▶ [Extract provided]
--- begin ---

He burns people in this thing – why not, right? And it’s breathtaking.
The takeaway for comics and writers - REGARDLESS of delivery method – is that there is a real need to break out of the cycle wherein they commit to these long form pointless wank explorations of nothing that ouroboros-like wind up back at the start and return to the status quo. That's why readers bleed from titles if you ask me. If you're telling me facets of the same story for 30 friggin issues with a whole lot of...
...then no wonder people are falling off left and right? Who has the freaking endurance? Not everybody was put on Earth to run marathons, comics! Some of us just don't have the wind!
Look, it's simple. If you want status quo then develop characters and story arcs that fit into anthology style universes. Bart Simpson is 10 years old forever for a freaking reason and it's a GOOD ONE. Interesting, funny, weird shit happens to 10 year olds. If you want serial fiction then you must NOT spend years of issues going nowhere! It’s fundamental! It’s elemental! Sliding timeline be DAMNED!
I'm going to leave you with a big, important quote. This quote explains why it's awesome when Cap gets shot in the head and the book ends. Why it's great when The Vision conquers and becomes benign dictator of Earth. Why it's possibly the greatest comic thing ever when Superman flies into the Sun to save us all.
Dread is an underutilized emotion on TV. This is most likely due to the shackles of serialized storytelling that, impossibly, demand both constant forward momentum and deeply settled consistency. Most shows, even the very best of them, traffic in the illusion of change, not the thing itself: The Sopranos was never really going to whack Tony, and Nicholas Brody isn't going to be martyring himself on Homeland as long as Damian Lewis is winning Emmys. It's hard to feel like something terrible is going to happen when the multiseason model of television remains too invested in nothing happening at all. Because Game of Thrones began its life, like Samwell Tarly's insider knowledge of castles, as a series of marks on paper, it's not bound to this risk-averse small-mindedness. I give the show a lot of grief for all the ways its fealty to pre-existing source material hampers the dramatic burst and bloom of a typical television season, but it's in episodes like last night's that the advantages are made abundantly clear. Only Game of Thrones can blow up the present like this, because only Game of Thrones already knows its future.
-Andy Greenwald Game of Thrones, Season 3, Episode 9: It's Like 'Rains' on Your Red Wedding Day
Over 5 million people watch this show. And it's growing.
No more TO BE CONTINUED. COMICS. I BEG YOU.

--- end ---

▶ [Record extracts]
--- begin ---

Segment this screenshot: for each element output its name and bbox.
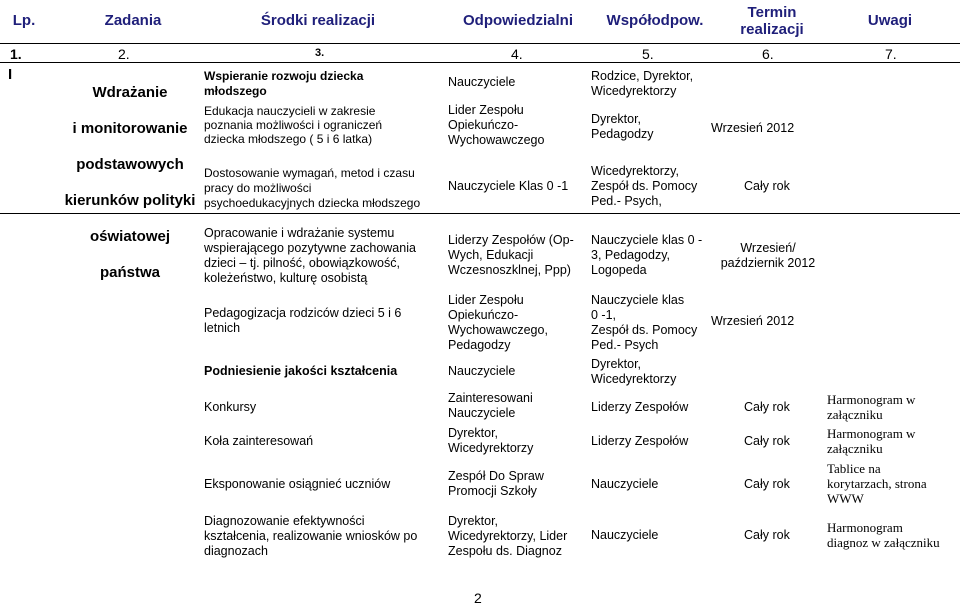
column-number-2: 2. <box>118 46 130 62</box>
odpowiedzialni-cell: Dyrektor, Wicedyrektorzy <box>448 426 534 455</box>
column-number-7: 7. <box>885 46 897 62</box>
column-number-3: 3. <box>315 47 325 59</box>
header-termin: Termin realizacji <box>740 4 804 38</box>
odpowiedzialni-cell: Nauczyciele <box>448 75 516 89</box>
wspolodpow-cell: Nauczyciele klas 0 -1, Zespół ds. Pomocy Ped.- Psych <box>591 293 698 352</box>
wspolodpow-cell: Nauczyciele klas 0 - 3, Pedagodzy, Logopeda <box>591 233 703 277</box>
odpowiedzialni-cell: Zainteresowani Nauczyciele <box>448 391 533 420</box>
column-number-4: 4. <box>511 46 523 62</box>
header-lp: Lp. <box>12 12 36 29</box>
row-label: I <box>8 66 13 83</box>
termin-cell: Cały rok <box>744 400 790 414</box>
header-odpowiedzialni: Odpowiedzialni <box>462 12 573 29</box>
odpowiedzialni-cell: Zespół Do Spraw Promocji Szkoły <box>448 469 544 498</box>
srodki-cell: Diagnozowanie efektywności kształcenia, realizowanie wniosków po diagnozach <box>204 514 418 558</box>
odpowiedzialni-cell: Liderzy Zespołów (Op- Wych, Edukacji Wczesnoszklnej, Ppp) <box>448 233 574 277</box>
termin-cell: Cały rok <box>744 528 790 542</box>
wspolodpow-cell: Nauczyciele <box>591 477 659 491</box>
uwagi-cell: Harmonogram w załączniku <box>827 392 916 422</box>
column-number-5: 5. <box>642 46 654 62</box>
srodki-cell: Koła zainteresowań <box>204 434 314 448</box>
srodki-cell: Eksponowanie osiągnieć uczniów <box>204 477 391 491</box>
odpowiedzialni-cell: Nauczyciele <box>448 364 516 378</box>
task-title: Wdrażanie i monitorowanie podstawowych kierunków polityki oświatowej państwa <box>64 84 196 281</box>
header-zadania: Zadania <box>104 12 162 29</box>
odpowiedzialni-cell: Lider Zespołu Opiekuńczo- Wychowawczego, Pedagodzy <box>448 293 548 352</box>
header-wspolodpow: Współodpow. <box>606 12 704 29</box>
wspolodpow-cell: Rodzice, Dyrektor, Wicedyrektorzy <box>591 69 694 98</box>
column-number-1: 1. <box>10 46 22 62</box>
odpowiedzialni-cell: Lider Zespołu Opiekuńczo- Wychowawczego <box>448 103 545 147</box>
termin-cell: Cały rok <box>744 179 790 193</box>
row-divider <box>0 62 960 63</box>
srodki-cell: Pedagogizacja rodziców dzieci 5 i 6 letnich <box>204 306 402 335</box>
uwagi-cell: Tablice na korytarzach, strona WWW <box>827 461 927 506</box>
header-srodki: Środki realizacji <box>260 12 376 29</box>
wspolodpow-cell: Liderzy Zespołów <box>591 434 689 448</box>
header-uwagi: Uwagi <box>867 12 913 29</box>
termin-cell: Cały rok <box>744 477 790 491</box>
odpowiedzialni-cell: Nauczyciele Klas 0 -1 <box>448 179 569 193</box>
srodki-cell: Podniesienie jakości kształcenia <box>204 364 398 378</box>
row-divider <box>0 43 960 44</box>
uwagi-cell: Harmonogram w załączniku <box>827 426 916 456</box>
odpowiedzialni-cell: Dyrektor, Wicedyrektorzy, Lider Zespołu ds. Diagnoz <box>448 514 568 558</box>
uwagi-cell: Harmonogram diagnoz w załączniku <box>827 520 940 550</box>
termin-cell: Wrzesień 2012 <box>711 314 795 328</box>
termin-cell: Wrzesień/ październik 2012 <box>720 241 816 270</box>
termin-cell: Wrzesień 2012 <box>711 121 795 135</box>
column-number-6: 6. <box>762 46 774 62</box>
wspolodpow-cell: Nauczyciele <box>591 528 659 542</box>
srodki-cell: Opracowanie i wdrażanie systemu wspierającego pozytywne zachowania dzieci – tj. pilność, obowiązkowość, koleżeństwo, kulturę osobistą <box>204 226 416 285</box>
page-number: 2 <box>474 590 482 606</box>
srodki-cell: Dostosowanie wymagań, metod i czasu pracy do możliwości psychoedukacyjnych dziecka młodszego <box>204 166 421 210</box>
srodki-cell: Edukacja nauczycieli w zakresie poznania możliwości i ograniczeń dziecka młodszego ( 5 i 6 latka) <box>204 104 383 146</box>
srodki-cell: Wspieranie rozwoju dziecka młodszego <box>204 69 364 98</box>
wspolodpow-cell: Wicedyrektorzy, Zespół ds. Pomocy Ped.- Psych, <box>591 164 698 208</box>
wspolodpow-cell: Liderzy Zespołów <box>591 400 689 414</box>
srodki-cell: Konkursy <box>204 400 257 414</box>
wspolodpow-cell: Dyrektor, Pedagodzy <box>591 112 654 141</box>
termin-cell: Cały rok <box>744 434 790 448</box>
wspolodpow-cell: Dyrektor, Wicedyrektorzy <box>591 357 677 386</box>
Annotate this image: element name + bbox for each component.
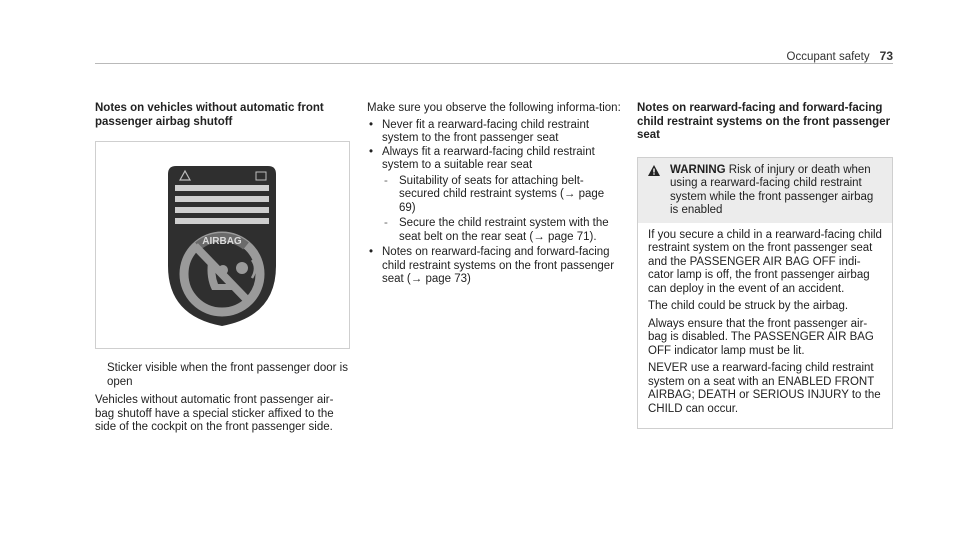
warning-paragraph: NEVER use a rearward-facing child restraint system on a seat with an ENABLED FRONT AIRBAG; DEATH or SERIOUS INJURY to the CHILD can occur. bbox=[648, 362, 881, 415]
warning-title: Risk of injury or death when using a rearward-facing child restraint system while the front passenger airbag is enabled bbox=[670, 163, 874, 216]
sub-list bbox=[382, 175, 622, 245]
column-middle bbox=[367, 102, 622, 287]
airbag-sticker-icon bbox=[168, 166, 276, 328]
column-left bbox=[95, 102, 350, 435]
warning-body bbox=[638, 223, 892, 429]
warning-paragraph: The child could be struck by the airbag. bbox=[648, 300, 849, 312]
warning-header bbox=[638, 158, 892, 223]
warning-paragraph: Always ensure that the front passenger air-bag is disabled. The PASSENGER AIR BAG OFF indicator lamp must be lit. bbox=[648, 317, 874, 357]
airbag-shutoff-heading: Notes on vehicles without automatic front passenger airbag shutoff bbox=[95, 102, 324, 128]
child-restraint-heading: Notes on rearward-facing and forward-facing child restraint systems on the front passenger seat bbox=[637, 102, 891, 141]
bullet-text: Always fit a rearward-facing child restraint system to a suitable rear seat bbox=[382, 145, 595, 171]
sub-list-item bbox=[382, 217, 622, 244]
column-right bbox=[637, 102, 893, 429]
warning-label: WARNING bbox=[670, 163, 726, 176]
sub-list-item bbox=[382, 175, 622, 216]
warning-triangle-icon bbox=[648, 165, 660, 176]
bullet-text: Notes on rearward-facing and forward-facing child restraint systems on the front passenger seat (→ page 73) bbox=[382, 246, 615, 285]
sticker-label: AIRBAG bbox=[202, 236, 242, 247]
section-title: Occupant safety bbox=[786, 51, 870, 63]
bullet-text: Never fit a rearward-facing child restraint system to the front passenger seat bbox=[382, 118, 590, 144]
list-item bbox=[367, 146, 622, 245]
page-number: 73 bbox=[879, 49, 893, 63]
warning-paragraph: If you secure a child in a rearward-facing child restraint system on the front passenger seat and the PASSENGER AIR BAG OFF indi-cator lamp is off, the front passenger airbag can deploy in the event of an accident. bbox=[648, 228, 882, 295]
warning-box bbox=[637, 157, 893, 430]
header-divider bbox=[95, 63, 893, 64]
sticker-figure bbox=[95, 141, 350, 349]
page-header bbox=[783, 49, 893, 63]
sub-item-text: Suitability of seats for attaching belt-secured child restraint systems (→ page 69) bbox=[399, 174, 605, 214]
bullet-list bbox=[367, 119, 622, 287]
sticker-paragraph: Vehicles without automatic front passenger air-bag shutoff have a special sticker affixed to the side of the cockpit on the front passenger side. bbox=[95, 394, 334, 433]
list-item bbox=[367, 119, 622, 146]
list-item bbox=[367, 246, 622, 287]
intro-text: Make sure you observe the following informa-tion: bbox=[367, 102, 621, 114]
figure-caption: Sticker visible when the front passenger door is open bbox=[107, 362, 348, 388]
sub-item-text: Secure the child restraint system with the seat belt on the rear seat (→ page 71). bbox=[399, 217, 609, 243]
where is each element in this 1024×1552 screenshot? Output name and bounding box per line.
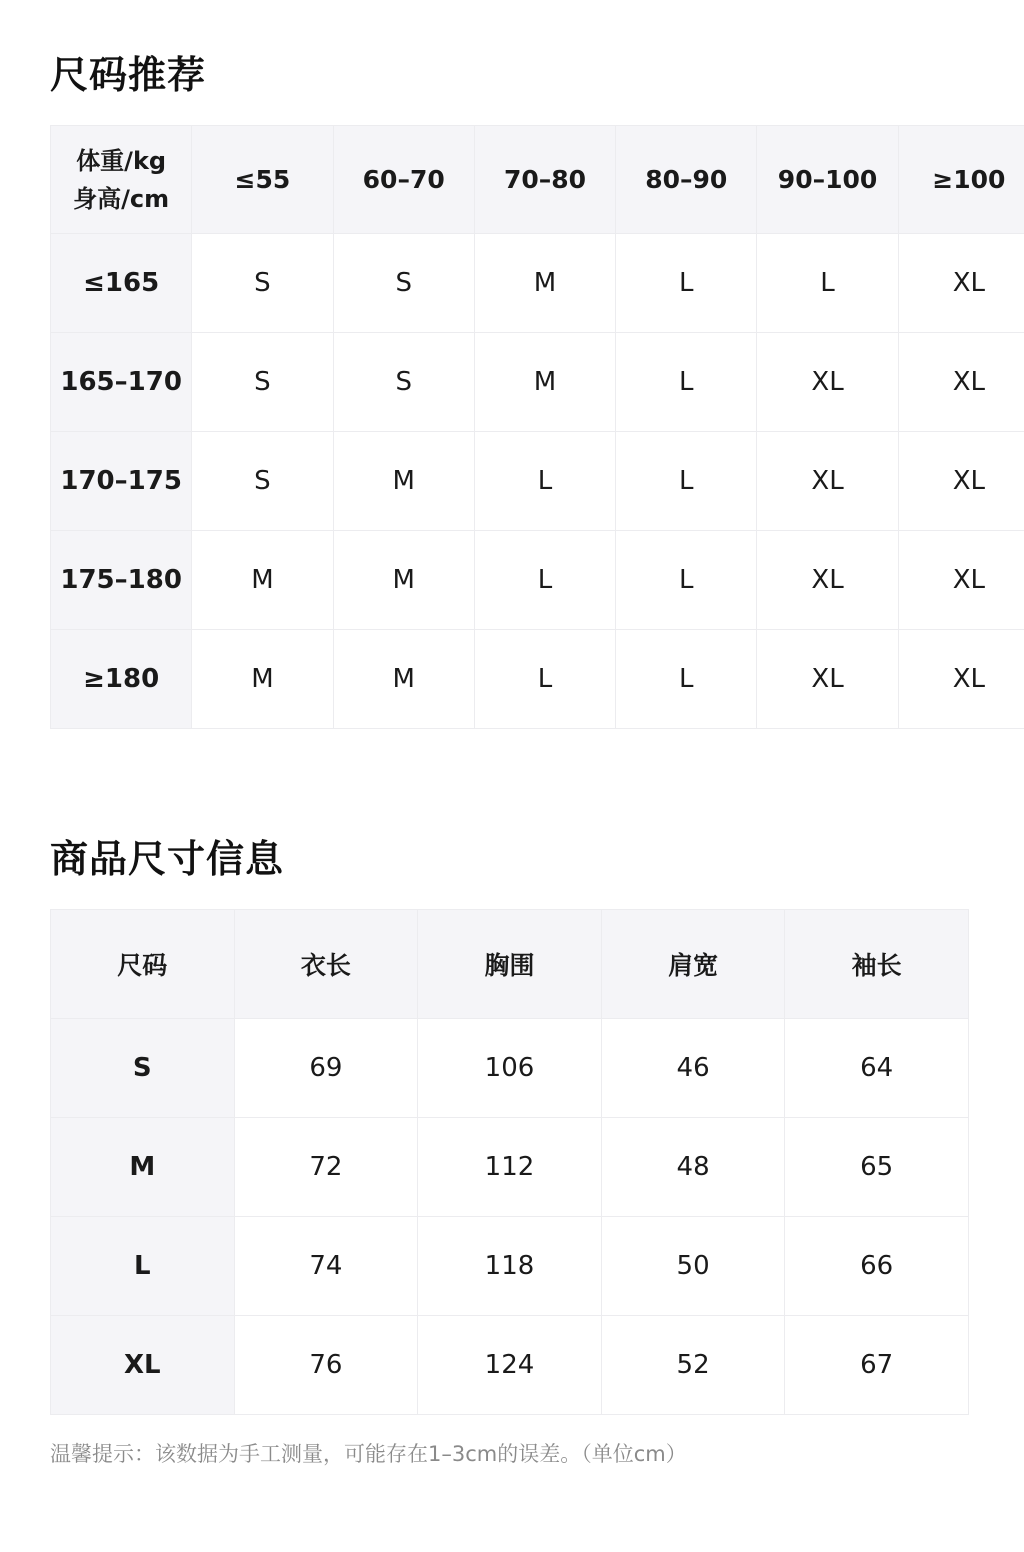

--- end ---

▶ [Objective] Condense the paragraph in the comics essay that opens with "Look, it's simple" into a short bulleted list that keeps its main points.

▶ [Written response]
- Comics that want a status quo should build characters and story arcs suited to anthology-style universes.
- Bart Simpson stays 10 years old forever for a good reason: interesting, funny, weird things happen to 10-year-olds.
- Comics that want serial fiction must not spend years of issues going nowhere. This rule is fundamental, whatever the sliding timeline.